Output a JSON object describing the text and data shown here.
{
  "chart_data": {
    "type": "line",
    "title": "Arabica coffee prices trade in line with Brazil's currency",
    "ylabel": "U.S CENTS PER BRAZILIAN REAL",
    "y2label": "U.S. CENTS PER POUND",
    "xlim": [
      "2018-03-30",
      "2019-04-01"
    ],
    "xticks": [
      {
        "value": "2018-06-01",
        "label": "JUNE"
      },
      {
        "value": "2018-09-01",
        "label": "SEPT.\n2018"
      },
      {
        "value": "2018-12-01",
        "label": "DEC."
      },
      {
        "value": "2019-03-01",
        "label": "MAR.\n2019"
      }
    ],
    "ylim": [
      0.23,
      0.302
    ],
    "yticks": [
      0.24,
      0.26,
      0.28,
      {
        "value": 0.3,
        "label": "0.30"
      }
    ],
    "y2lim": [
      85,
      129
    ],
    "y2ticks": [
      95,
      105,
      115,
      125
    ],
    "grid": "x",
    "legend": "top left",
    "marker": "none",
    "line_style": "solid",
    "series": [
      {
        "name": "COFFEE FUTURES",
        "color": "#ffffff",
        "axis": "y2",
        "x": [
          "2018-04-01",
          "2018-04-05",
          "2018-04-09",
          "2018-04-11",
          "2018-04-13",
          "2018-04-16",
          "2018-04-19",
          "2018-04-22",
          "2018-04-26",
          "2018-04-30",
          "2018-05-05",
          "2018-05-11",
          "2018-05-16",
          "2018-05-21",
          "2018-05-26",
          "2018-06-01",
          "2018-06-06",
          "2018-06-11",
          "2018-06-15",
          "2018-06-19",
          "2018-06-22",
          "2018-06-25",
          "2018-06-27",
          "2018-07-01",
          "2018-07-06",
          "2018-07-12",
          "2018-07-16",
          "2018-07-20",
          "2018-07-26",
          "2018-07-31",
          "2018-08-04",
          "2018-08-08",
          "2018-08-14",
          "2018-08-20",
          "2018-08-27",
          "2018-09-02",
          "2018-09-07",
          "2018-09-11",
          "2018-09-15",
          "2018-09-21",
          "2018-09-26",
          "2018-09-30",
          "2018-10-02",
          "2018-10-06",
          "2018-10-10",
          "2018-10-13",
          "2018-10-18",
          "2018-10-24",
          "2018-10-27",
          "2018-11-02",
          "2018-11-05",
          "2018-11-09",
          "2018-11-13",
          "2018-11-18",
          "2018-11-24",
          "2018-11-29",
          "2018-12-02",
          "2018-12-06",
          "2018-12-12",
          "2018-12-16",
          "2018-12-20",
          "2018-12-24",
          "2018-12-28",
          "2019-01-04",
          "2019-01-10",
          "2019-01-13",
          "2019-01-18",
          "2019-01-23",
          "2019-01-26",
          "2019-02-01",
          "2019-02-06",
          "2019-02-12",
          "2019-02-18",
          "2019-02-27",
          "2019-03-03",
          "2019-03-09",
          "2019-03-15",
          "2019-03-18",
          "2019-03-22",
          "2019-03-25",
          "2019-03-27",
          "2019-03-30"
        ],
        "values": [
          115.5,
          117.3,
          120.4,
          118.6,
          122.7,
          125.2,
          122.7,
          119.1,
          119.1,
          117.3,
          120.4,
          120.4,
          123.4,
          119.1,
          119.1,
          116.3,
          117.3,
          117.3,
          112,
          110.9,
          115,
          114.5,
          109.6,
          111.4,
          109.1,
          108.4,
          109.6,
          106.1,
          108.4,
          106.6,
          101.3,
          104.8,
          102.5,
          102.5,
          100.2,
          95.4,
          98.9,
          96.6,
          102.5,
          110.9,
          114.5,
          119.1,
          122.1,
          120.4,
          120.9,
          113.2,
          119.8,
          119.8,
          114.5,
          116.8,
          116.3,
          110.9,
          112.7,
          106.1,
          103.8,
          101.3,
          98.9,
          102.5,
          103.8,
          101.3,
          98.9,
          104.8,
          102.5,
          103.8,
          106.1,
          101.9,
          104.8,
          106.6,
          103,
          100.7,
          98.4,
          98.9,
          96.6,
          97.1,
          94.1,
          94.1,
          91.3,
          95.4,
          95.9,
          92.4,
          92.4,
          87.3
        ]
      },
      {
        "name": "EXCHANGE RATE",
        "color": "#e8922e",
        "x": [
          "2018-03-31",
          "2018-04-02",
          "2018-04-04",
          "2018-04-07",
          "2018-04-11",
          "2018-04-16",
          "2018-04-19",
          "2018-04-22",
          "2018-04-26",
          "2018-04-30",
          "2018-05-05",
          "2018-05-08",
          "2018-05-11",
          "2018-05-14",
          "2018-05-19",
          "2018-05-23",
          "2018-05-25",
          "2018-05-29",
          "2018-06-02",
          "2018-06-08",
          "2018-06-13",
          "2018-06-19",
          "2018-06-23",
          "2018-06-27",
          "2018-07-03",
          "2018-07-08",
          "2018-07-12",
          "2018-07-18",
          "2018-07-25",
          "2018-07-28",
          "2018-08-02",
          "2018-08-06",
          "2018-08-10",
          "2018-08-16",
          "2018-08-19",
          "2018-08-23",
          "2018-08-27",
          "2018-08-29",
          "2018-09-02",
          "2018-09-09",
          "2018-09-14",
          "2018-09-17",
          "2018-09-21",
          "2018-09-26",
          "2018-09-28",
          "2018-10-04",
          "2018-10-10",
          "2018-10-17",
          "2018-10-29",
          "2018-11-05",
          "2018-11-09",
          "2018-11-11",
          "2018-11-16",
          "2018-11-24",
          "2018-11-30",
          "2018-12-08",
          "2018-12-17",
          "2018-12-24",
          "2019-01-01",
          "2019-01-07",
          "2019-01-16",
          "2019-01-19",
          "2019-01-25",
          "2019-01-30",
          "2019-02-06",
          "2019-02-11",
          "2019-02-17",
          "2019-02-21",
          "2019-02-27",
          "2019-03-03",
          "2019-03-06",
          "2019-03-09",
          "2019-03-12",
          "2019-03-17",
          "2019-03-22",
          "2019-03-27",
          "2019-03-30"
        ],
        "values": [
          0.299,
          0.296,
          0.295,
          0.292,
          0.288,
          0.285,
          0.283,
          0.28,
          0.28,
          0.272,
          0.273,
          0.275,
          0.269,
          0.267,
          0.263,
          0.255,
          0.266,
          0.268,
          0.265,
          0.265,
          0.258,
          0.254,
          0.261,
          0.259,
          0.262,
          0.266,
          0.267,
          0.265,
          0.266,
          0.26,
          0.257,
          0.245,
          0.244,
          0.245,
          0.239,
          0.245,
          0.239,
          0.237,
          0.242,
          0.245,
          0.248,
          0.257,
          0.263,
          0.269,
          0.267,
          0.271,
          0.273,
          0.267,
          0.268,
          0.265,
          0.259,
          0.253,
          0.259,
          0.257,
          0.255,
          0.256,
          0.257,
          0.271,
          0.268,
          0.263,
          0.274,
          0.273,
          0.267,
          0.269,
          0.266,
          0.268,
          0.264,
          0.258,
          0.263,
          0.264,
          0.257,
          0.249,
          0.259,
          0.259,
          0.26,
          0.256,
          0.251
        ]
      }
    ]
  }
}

Instructions to follow: Output every line above without altering anything.

Output for this task:
Output a JSON object describing the text and data shown here.
{
  "chart_data": {
    "type": "line",
    "title": "Arabica coffee prices trade in line with Brazil's currency",
    "ylabel": "U.S CENTS PER BRAZILIAN REAL",
    "y2label": "U.S. CENTS PER POUND",
    "xlim": [
      "2018-03-30",
      "2019-04-01"
    ],
    "xticks": [
      {
        "value": "2018-06-01",
        "label": "JUNE"
      },
      {
        "value": "2018-09-01",
        "label": "SEPT.\n2018"
      },
      {
        "value": "2018-12-01",
        "label": "DEC."
      },
      {
        "value": "2019-03-01",
        "label": "MAR.\n2019"
      }
    ],
    "ylim": [
      0.23,
      0.302
    ],
    "yticks": [
      0.24,
      0.26,
      0.28,
      {
        "value": 0.3,
        "label": "0.30"
      }
    ],
    "y2lim": [
      85,
      129
    ],
    "y2ticks": [
      95,
      105,
      115,
      125
    ],
    "grid": "x",
    "legend": "top left",
    "marker": "none",
    "line_style": "solid",
    "series": [
      {
        "name": "COFFEE FUTURES",
        "color": "#ffffff",
        "axis": "y2",
        "x": [
          "2018-04-01",
          "2018-04-05",
          "2018-04-09",
          "2018-04-11",
          "2018-04-13",
          "2018-04-16",
          "2018-04-19",
          "2018-04-22",
          "2018-04-26",
          "2018-04-30",
          "2018-05-05",
          "2018-05-11",
          "2018-05-16",
          "2018-05-21",
          "2018-05-26",
          "2018-06-01",
          "2018-06-06",
          "2018-06-11",
          "2018-06-15",
          "2018-06-19",
          "2018-06-22",
          "2018-06-25",
          "2018-06-27",
          "2018-07-01",
          "2018-07-06",
          "2018-07-12",
          "2018-07-16",
          "2018-07-20",
          "2018-07-26",
          "2018-07-31",
          "2018-08-04",
          "2018-08-08",
          "2018-08-14",
          "2018-08-20",
          "2018-08-27",
          "2018-09-02",
          "2018-09-07",
          "2018-09-11",
          "2018-09-15",
          "2018-09-21",
          "2018-09-26",
          "2018-09-30",
          "2018-10-02",
          "2018-10-06",
          "2018-10-10",
          "2018-10-13",
          "2018-10-18",
          "2018-10-24",
          "2018-10-27",
          "2018-11-02",
          "2018-11-05",
          "2018-11-09",
          "2018-11-13",
          "2018-11-18",
          "2018-11-24",
          "2018-11-29",
          "2018-12-02",
          "2018-12-06",
          "2018-12-12",
          "2018-12-16",
          "2018-12-20",
          "2018-12-24",
          "2018-12-28",
          "2019-01-04",
          "2019-01-10",
          "2019-01-13",
          "2019-01-18",
          "2019-01-23",
          "2019-01-26",
          "2019-02-01",
          "2019-02-06",
          "2019-02-12",
          "2019-02-18",
          "2019-02-27",
          "2019-03-03",
          "2019-03-09",
          "2019-03-15",
          "2019-03-18",
          "2019-03-22",
          "2019-03-25",
          "2019-03-27",
          "2019-03-30"
        ],
        "values": [
          115.5,
          117.3,
          120.4,
          118.6,
          122.7,
          125.2,
          122.7,
          119.1,
          119.1,
          117.3,
          120.4,
          120.4,
          123.4,
          119.1,
          119.1,
          116.3,
          117.3,
          117.3,
          112,
          110.9,
          115,
          114.5,
          109.6,
          111.4,
          109.1,
          108.4,
          109.6,
          106.1,
          108.4,
          106.6,
          101.3,
          104.8,
          102.5,
          102.5,
          100.2,
          95.4,
          98.9,
          96.6,
          102.5,
          110.9,
          114.5,
          119.1,
          122.1,
          120.4,
          120.9,
          113.2,
          119.8,
          119.8,
          114.5,
          116.8,
          116.3,
          110.9,
          112.7,
          106.1,
          103.8,
          101.3,
          98.9,
          102.5,
          103.8,
          101.3,
          98.9,
          104.8,
          102.5,
          103.8,
          106.1,
          101.9,
          104.8,
          106.6,
          103,
          100.7,
          98.4,
          98.9,
          96.6,
          97.1,
          94.1,
          94.1,
          91.3,
          95.4,
          95.9,
          92.4,
          92.4,
          87.3
        ]
      },
      {
        "name": "EXCHANGE RATE",
        "color": "#e8922e",
        "x": [
          "2018-03-31",
          "2018-04-02",
          "2018-04-04",
          "2018-04-07",
          "2018-04-11",
          "2018-04-16",
          "2018-04-19",
          "2018-04-22",
          "2018-04-26",
          "2018-04-30",
          "2018-05-05",
          "2018-05-08",
          "2018-05-11",
          "2018-05-14",
          "2018-05-19",
          "2018-05-23",
          "2018-05-25",
          "2018-05-29",
          "2018-06-02",
          "2018-06-08",
          "2018-06-13",
          "2018-06-19",
          "2018-06-23",
          "2018-06-27",
          "2018-07-03",
          "2018-07-08",
          "2018-07-12",
          "2018-07-18",
          "2018-07-25",
          "2018-07-28",
          "2018-08-02",
          "2018-08-06",
          "2018-08-10",
          "2018-08-16",
          "2018-08-19",
          "2018-08-23",
          "2018-08-27",
          "2018-08-29",
          "2018-09-02",
          "2018-09-09",
          "2018-09-14",
          "2018-09-17",
          "2018-09-21",
          "2018-09-26",
          "2018-09-28",
          "2018-10-04",
          "2018-10-10",
          "2018-10-17",
          "2018-10-29",
          "2018-11-05",
          "2018-11-09",
          "2018-11-11",
          "2018-11-16",
          "2018-11-24",
          "2018-11-30",
          "2018-12-08",
          "2018-12-17",
          "2018-12-24",
          "2019-01-01",
          "2019-01-07",
          "2019-01-16",
          "2019-01-19",
          "2019-01-25",
          "2019-01-30",
          "2019-02-06",
          "2019-02-11",
          "2019-02-17",
          "2019-02-21",
          "2019-02-27",
          "2019-03-03",
          "2019-03-06",
          "2019-03-09",
          "2019-03-12",
          "2019-03-17",
          "2019-03-22",
          "2019-03-27",
          "2019-03-30"
        ],
        "values": [
          0.299,
          0.296,
          0.295,
          0.292,
          0.288,
          0.285,
          0.283,
          0.28,
          0.28,
          0.272,
          0.273,
          0.275,
          0.269,
          0.267,
          0.263,
          0.255,
          0.266,
          0.268,
          0.265,
          0.265,
          0.258,
          0.254,
          0.261,
          0.259,
          0.262,
          0.266,
          0.267,
          0.265,
          0.266,
          0.26,
          0.257,
          0.245,
          0.244,
          0.245,
          0.239,
          0.245,
          0.239,
          0.237,
          0.242,
          0.245,
          0.248,
          0.257,
          0.263,
          0.269,
          0.267,
          0.271,
          0.273,
          0.267,
          0.268,
          0.265,
          0.259,
          0.253,
          0.259,
          0.257,
          0.255,
          0.256,
          0.257,
          0.271,
          0.268,
          0.263,
          0.274,
          0.273,
          0.267,
          0.269,
          0.266,
          0.268,
          0.264,
          0.258,
          0.263,
          0.264,
          0.257,
          0.249,
          0.259,
          0.259,
          0.26,
          0.256,
          0.251
        ]
      }
    ]
  }
}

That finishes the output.